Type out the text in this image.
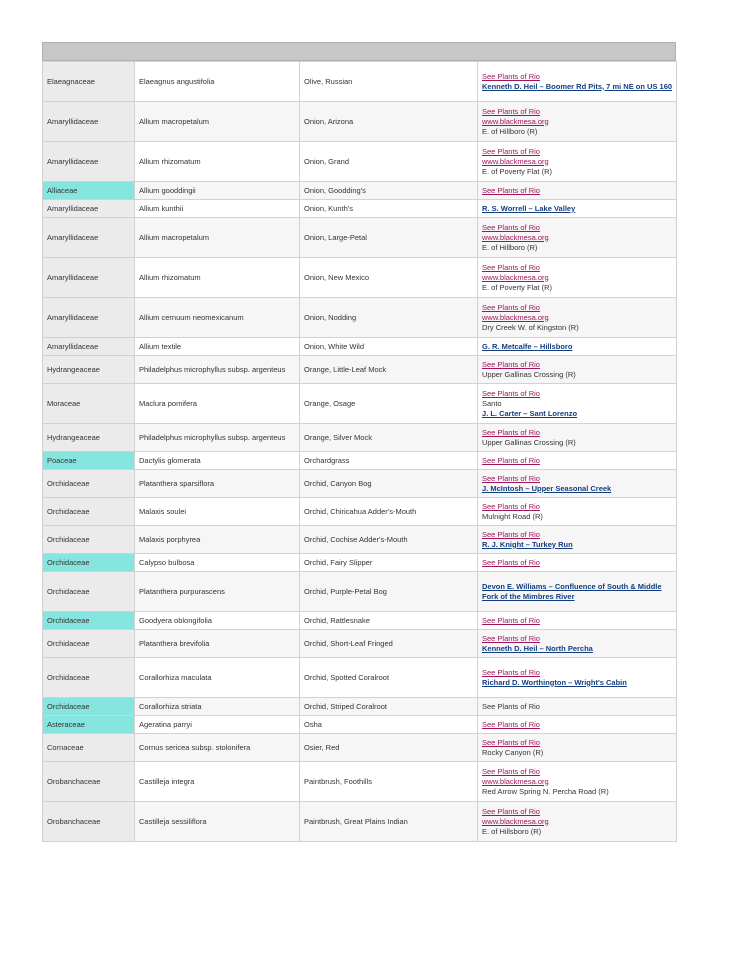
Elaeagnaceae	Elaeagnus angustifolia	Olive, Russian	See Plants of Rio
Kenneth D. Heil – Boomer Rd Pits, 7 mi NE on US 160

Amaryllidaceae	Allium macropetalum	Onion, Arizona	See Plants of Rio
www.blackmesa.org
E. of Hillboro (R)

Amaryllidaceae	Allium rhizomatum	Onion, Grand	See Plants of Rio
www.blackmesa.org
E. of Poverty Flat (R)

Alliaceae	Allium gooddingii	Onion, Goodding's	See Plants of Rio

Amaryllidaceae	Allium kunthii	Onion, Kunth's	R. S. Worrell – Lake Valley

Amaryllidaceae	Allium macropetalum	Onion, Large-Petal	See Plants of Rio
www.blackmesa.org
E. of Hillboro (R)

Amaryllidaceae	Allium rhizomatum	Onion, New Mexico	See Plants of Rio
www.blackmesa.org
E. of Poverty Flat (R)

Amaryllidaceae	Allium cernuum neomexicanum	Onion, Nodding	See Plants of Rio
www.blackmesa.org
Dry Creek W. of Kingston (R)

Amaryllidaceae	Allium textile	Onion, White Wild	G. R. Metcalfe – Hillsboro

Hydrangeaceae	Philadelphus microphyllus subsp. argenteus	Orange, Little-Leaf Mock	See Plants of Rio
Upper Gallinas Crossing (R)

Moraceae	Maclura pomifera	Orange, Osage	See Plants of Rio
Santo
J. L. Carter – Sant Lorenzo

Hydrangeaceae	Philadelphus microphyllus subsp. argenteus	Orange, Silver Mock	See Plants of Rio
Upper Gallinas Crossing (R)

Poaceae	Dactylis glomerata	Orchardgrass	See Plants of Rio

Orchidaceae	Platanthera sparsiflora	Orchid, Canyon Bog	See Plants of Rio
J. McIntosh – Upper Seasonal Creek

Orchidaceae	Malaxis soulei	Orchid, Chiricahua Adder's-Mouth	See Plants of Rio
Mulnight Road (R)

Orchidaceae	Malaxis porphyrea	Orchid, Cochise Adder's-Mouth	See Plants of Rio
R. J. Knight – Turkey Run

Orchidaceae	Calypso bulbosa	Orchid, Fairy Slipper	See Plants of Rio

Orchidaceae	Platanthera purpurascens	Orchid, Purple-Petal Bog	Devon E. Williams – Confluence of South & Middle Fork of the Mimbres River

Orchidaceae	Goodyera oblongifolia	Orchid, Rattlesnake	See Plants of Rio

Orchidaceae	Platanthera brevifolia	Orchid, Short-Leaf Fringed	See Plants of Rio
Kenneth D. Heil – North Percha

Orchidaceae	Corallorhiza maculata	Orchid, Spotted Coralroot	See Plants of Rio
Richard D. Worthington – Wright's Cabin

Orchidaceae	Corallorhiza striata	Orchid, Striped Coralroot	See Plants of Rio

Asteraceae	Ageratina parryi	Osha	See Plants of Rio

Cornaceae	Cornus sericea subsp. stolonifera	Osier, Red	See Plants of Rio
Rocky Canyon (R)

Orobanchaceae	Castilleja integra	Paintbrush, Foothills	See Plants of Rio
www.blackmesa.org
Red Arrow Spring N. Percha Road (R)

Orobanchaceae	Castilleja sessiliflora	Paintbrush, Great Plains Indian	See Plants of Rio
www.blackmesa.org
E. of Hillsboro (R)
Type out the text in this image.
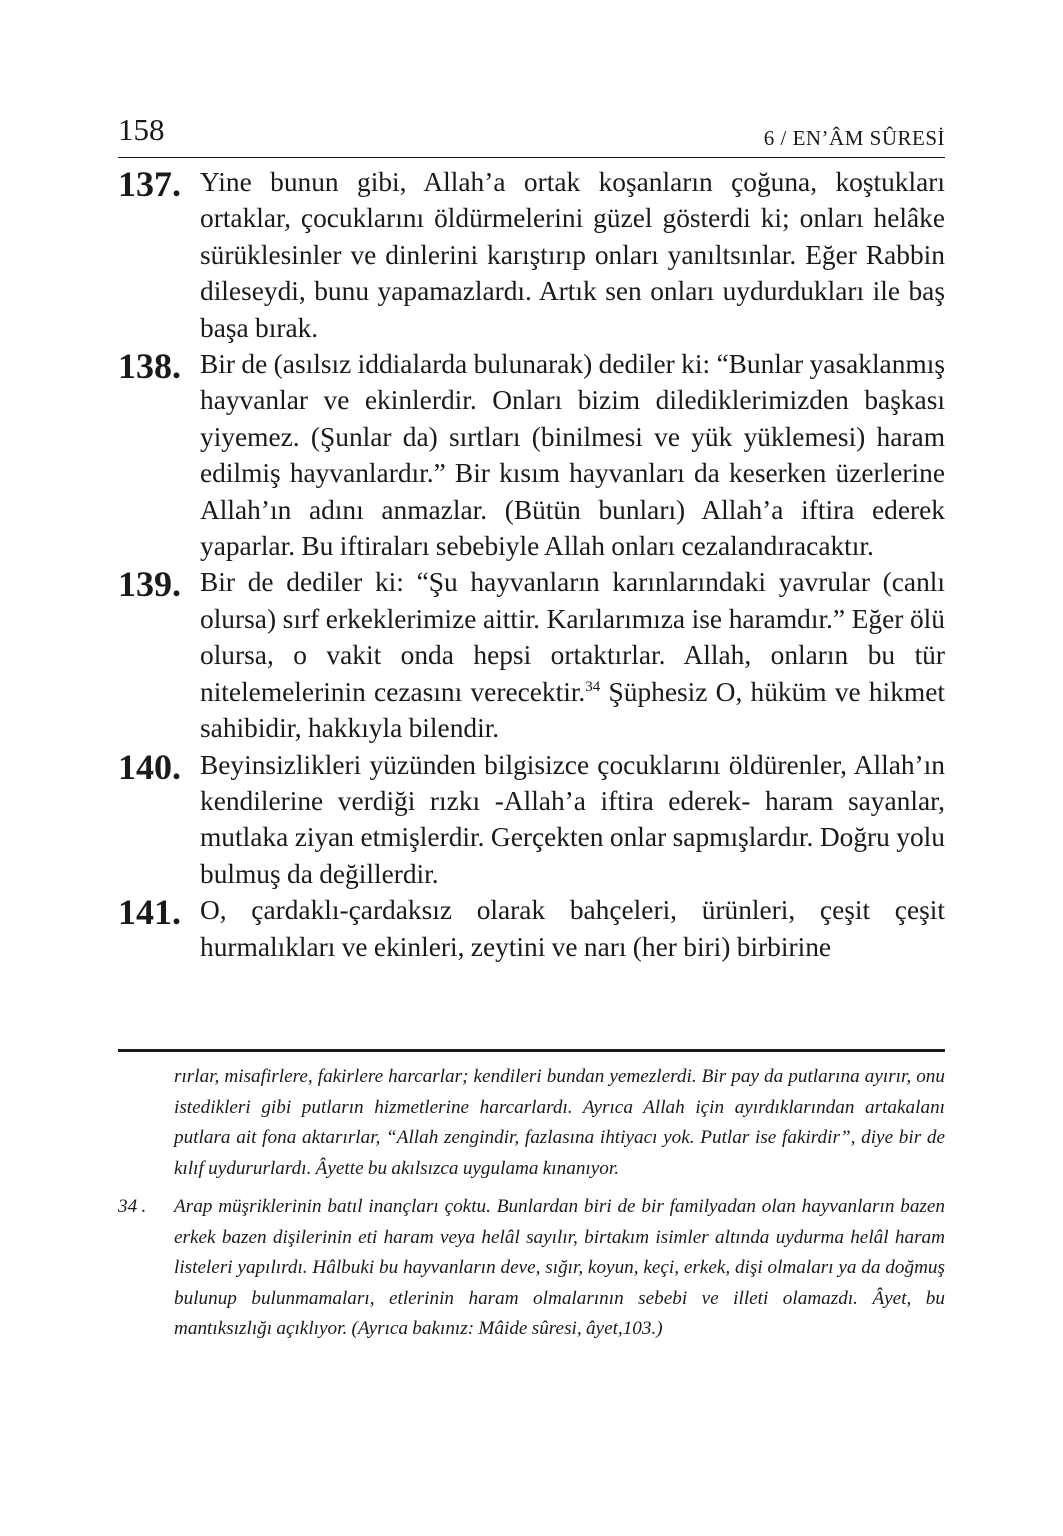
158	6 / EN’ÂM SÛRESİ
137. Yine bunun gibi, Allah’a ortak koşanların çoğuna, koştukları ortaklar, çocuklarını öldürmelerini güzel gösterdi ki; onları helâke sürüklesinler ve dinlerini karıştırıp onları yanıltsınlar. Eğer Rabbin dileseydi, bunu yapamazlardı. Artık sen onları uydurdukları ile baş başa bırak.
138. Bir de (asılsız iddialarda bulunarak) dediler ki: “Bunlar yasaklanmış hayvanlar ve ekinlerdir. Onları bizim dilediklerimizden başkası yiyemez. (Şunlar da) sırtları (binilmesi ve yük yüklemesi) haram edilmiş hayvanlardır.” Bir kısım hayvanları da keserken üzerlerine Allah’ın adını anmazlar. (Bütün bunları) Allah’a iftira ederek yaparlar. Bu iftiraları sebebiyle Allah onları cezalandıracaktır.
139. Bir de dediler ki: “Şu hayvanların karınlarındaki yavrular (canlı olursa) sırf erkeklerimize aittir. Karılarımıza ise haramdır.” Eğer ölü olursa, o vakit onda hepsi ortaktırlar. Allah, onların bu tür nitelemelerinin cezasını verecektir.$^{34}$ Şüphesiz O, hüküm ve hikmet sahibidir, hakkıyla bilendir.
140. Beyinsizlikleri yüzünden bilgisizce çocuklarını öldürenler, Allah’ın kendilerine verdiği rızkı -Allah’a iftira ederek- haram sayanlar, mutlaka ziyan etmişlerdir. Gerçekten onlar sapmışlardır. Doğru yolu bulmuş da değillerdir.
141. O, çardaklı-çardaksız olarak bahçeleri, ürünleri, çeşit çeşit hurmalıkları ve ekinleri, zeytini ve narı (her biri) birbirine
rırlar, misafirlere, fakirlere harcarlar; kendileri bundan yemezlerdi. Bir pay da putlarına ayırır, onu istedikleri gibi putların hizmetlerine harcarlardı. Ayrıca Allah için ayırdıklarından artakalanı putlara ait fona aktarırlar, “Allah zengindir, fazlasına ihtiyacı yok. Putlar ise fakirdir”, diye bir de kılıf uydururlardı. Âyette bu akılsızca uygulama kınanıyor.
34 .	Arap müşriklerinin batıl inançları çoktu. Bunlardan biri de bir familyadan olan hayvanların bazen erkek bazen dişilerinin eti haram veya helâl sayılır, birtakım isimler altında uydurma helâl haram listeleri yapılırdı. Hâlbuki bu hayvanların deve, sığır, koyun, keçi, erkek, dişi olmaları ya da doğmuş bulunup bulunmamaları, etlerinin haram olmalarının sebebi ve illeti olamazdı. Âyet, bu mantıksızlığı açıklıyor. (Ayrıca bakınız: Mâide sûresi, âyet,103.)
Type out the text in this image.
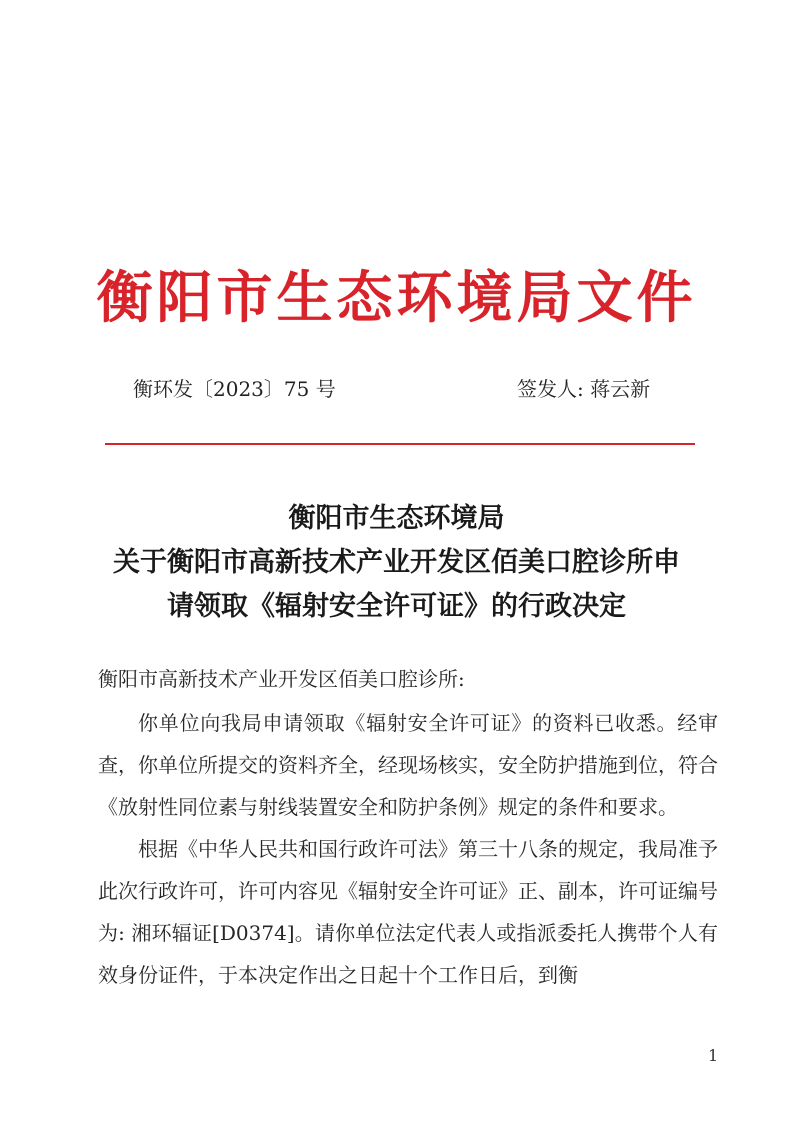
衡阳市生态环境局文件
衡环发〔2023〕75 号	签发人: 蒋云新
衡阳市生态环境局
关于衡阳市高新技术产业开发区佰美口腔诊所申
请领取《辐射安全许可证》的行政决定

衡阳市高新技术产业开发区佰美口腔诊所:

你单位向我局申请领取《辐射安全许可证》的资料已收悉。经审查，你单位所提交的资料齐全，经现场核实，安全防护措施到位，符合《放射性同位素与射线装置安全和防护条例》规定的条件和要求。

根据《中华人民共和国行政许可法》第三十八条的规定，我局准予此次行政许可，许可内容见《辐射安全许可证》正、副本，许可证编号为: 湘环辐证[D0374]。请你单位法定代表人或指派委托人携带个人有效身份证件，于本决定作出之日起十个工作日后，到衡

1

» What the exercise asks: Select and copy every line of the material that holds the string "Hydrangeaceae".

» Response to the task:
Hydrangeaceae	Philadelphus microphyllus subsp. argenteus	Orange, Little-Leaf Mock	See Plants of Rio
Hydrangeaceae	Philadelphus microphyllus subsp. argenteus	Orange, Silver Mock	See Plants of Rio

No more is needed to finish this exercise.